▶ [WHAT IS REQUIRED] Using the data below, copy every line that contains the word "NetMask".

=== RECORDS SUPPLIED ===

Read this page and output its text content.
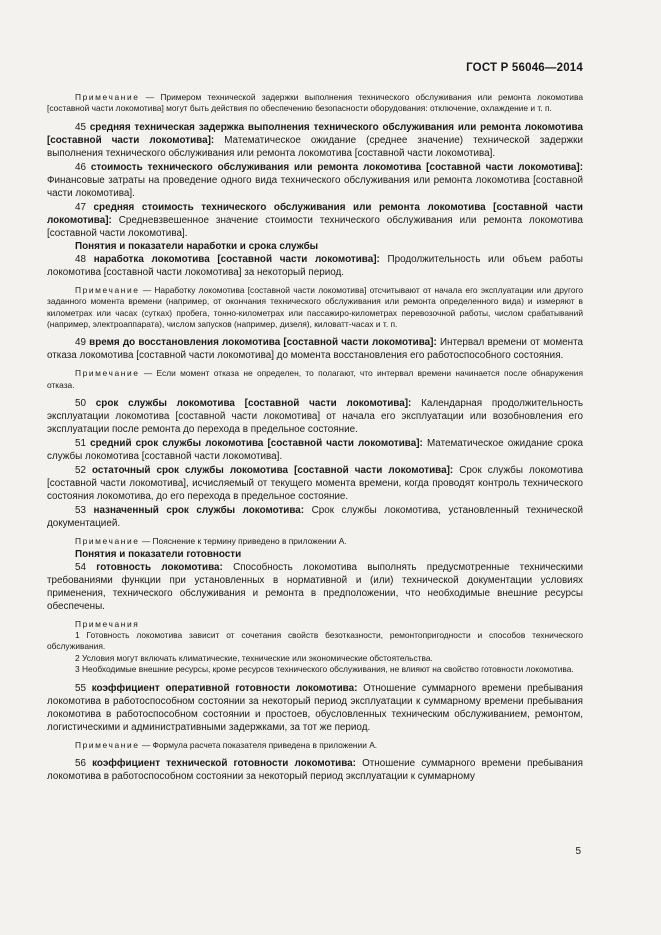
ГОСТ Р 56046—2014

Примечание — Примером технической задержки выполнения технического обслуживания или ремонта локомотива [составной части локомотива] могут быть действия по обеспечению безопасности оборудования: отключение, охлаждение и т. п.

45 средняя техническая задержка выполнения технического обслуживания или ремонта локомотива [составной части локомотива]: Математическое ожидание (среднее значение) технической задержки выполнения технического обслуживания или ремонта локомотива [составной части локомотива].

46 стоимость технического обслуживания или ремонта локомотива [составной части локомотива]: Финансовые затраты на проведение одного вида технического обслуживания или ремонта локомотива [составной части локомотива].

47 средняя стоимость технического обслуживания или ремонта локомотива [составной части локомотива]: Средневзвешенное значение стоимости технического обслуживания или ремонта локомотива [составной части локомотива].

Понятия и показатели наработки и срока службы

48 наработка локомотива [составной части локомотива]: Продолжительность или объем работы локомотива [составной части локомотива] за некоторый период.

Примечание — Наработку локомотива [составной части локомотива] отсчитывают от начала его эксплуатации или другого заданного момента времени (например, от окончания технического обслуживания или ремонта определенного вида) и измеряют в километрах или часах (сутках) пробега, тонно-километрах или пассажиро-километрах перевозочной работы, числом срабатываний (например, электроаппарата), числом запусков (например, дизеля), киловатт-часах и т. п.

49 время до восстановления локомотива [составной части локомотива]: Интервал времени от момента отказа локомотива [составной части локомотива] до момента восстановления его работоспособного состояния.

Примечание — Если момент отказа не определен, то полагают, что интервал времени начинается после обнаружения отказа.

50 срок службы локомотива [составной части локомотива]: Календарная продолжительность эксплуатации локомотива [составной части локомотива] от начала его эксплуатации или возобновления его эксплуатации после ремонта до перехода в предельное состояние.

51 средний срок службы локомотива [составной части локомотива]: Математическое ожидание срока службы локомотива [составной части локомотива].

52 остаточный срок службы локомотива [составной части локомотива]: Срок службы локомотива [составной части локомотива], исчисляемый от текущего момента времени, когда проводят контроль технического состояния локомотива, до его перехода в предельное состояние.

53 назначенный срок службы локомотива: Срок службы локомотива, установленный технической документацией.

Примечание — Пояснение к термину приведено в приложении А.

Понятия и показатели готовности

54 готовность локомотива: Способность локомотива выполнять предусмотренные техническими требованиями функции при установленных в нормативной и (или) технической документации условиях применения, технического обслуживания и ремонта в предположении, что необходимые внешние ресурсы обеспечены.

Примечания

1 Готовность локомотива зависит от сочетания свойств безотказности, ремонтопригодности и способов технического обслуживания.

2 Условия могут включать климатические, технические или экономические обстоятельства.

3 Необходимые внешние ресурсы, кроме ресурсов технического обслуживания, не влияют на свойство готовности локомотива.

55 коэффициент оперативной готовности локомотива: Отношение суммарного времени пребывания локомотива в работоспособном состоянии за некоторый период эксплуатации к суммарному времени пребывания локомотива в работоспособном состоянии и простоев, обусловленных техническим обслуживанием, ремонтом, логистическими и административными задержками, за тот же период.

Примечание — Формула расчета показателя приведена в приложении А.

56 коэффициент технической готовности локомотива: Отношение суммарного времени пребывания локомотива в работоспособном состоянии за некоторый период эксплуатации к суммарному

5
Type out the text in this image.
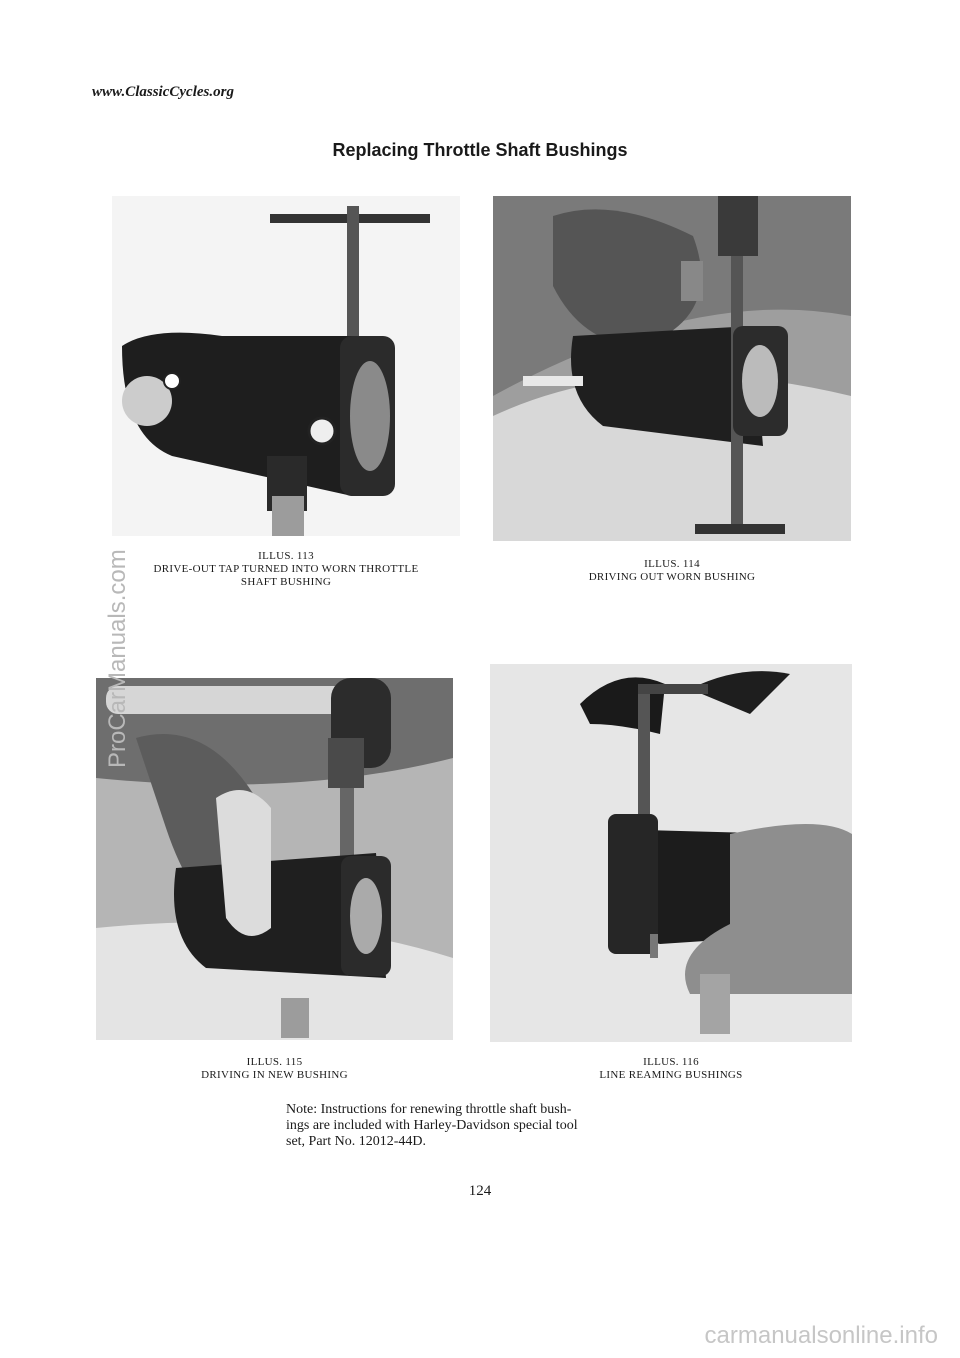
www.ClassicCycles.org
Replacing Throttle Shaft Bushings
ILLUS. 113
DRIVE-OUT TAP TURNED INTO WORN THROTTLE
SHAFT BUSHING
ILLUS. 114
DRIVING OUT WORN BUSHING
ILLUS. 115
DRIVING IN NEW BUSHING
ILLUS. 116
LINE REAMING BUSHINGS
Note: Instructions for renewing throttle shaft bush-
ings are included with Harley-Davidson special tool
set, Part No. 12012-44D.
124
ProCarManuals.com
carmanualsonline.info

===
=== RECORDS SUPPLIED ===

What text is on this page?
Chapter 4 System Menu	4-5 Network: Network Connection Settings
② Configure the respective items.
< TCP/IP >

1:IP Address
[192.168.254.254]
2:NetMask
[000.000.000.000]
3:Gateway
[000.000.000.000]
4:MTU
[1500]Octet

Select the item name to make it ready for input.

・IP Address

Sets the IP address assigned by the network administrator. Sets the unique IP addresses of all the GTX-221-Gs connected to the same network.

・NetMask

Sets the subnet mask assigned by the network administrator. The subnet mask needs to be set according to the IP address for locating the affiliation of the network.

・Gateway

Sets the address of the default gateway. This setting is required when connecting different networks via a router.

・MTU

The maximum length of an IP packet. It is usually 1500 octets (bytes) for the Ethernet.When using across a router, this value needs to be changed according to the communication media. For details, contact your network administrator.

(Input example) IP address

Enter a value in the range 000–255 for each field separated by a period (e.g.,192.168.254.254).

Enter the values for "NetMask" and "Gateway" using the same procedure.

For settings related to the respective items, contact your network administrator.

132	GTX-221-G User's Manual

===

▶ [RESPONSE TO THIS EXERCISE]
2:NetMask
・NetMask
Enter the values for "NetMask" and "Gateway" using the same procedure.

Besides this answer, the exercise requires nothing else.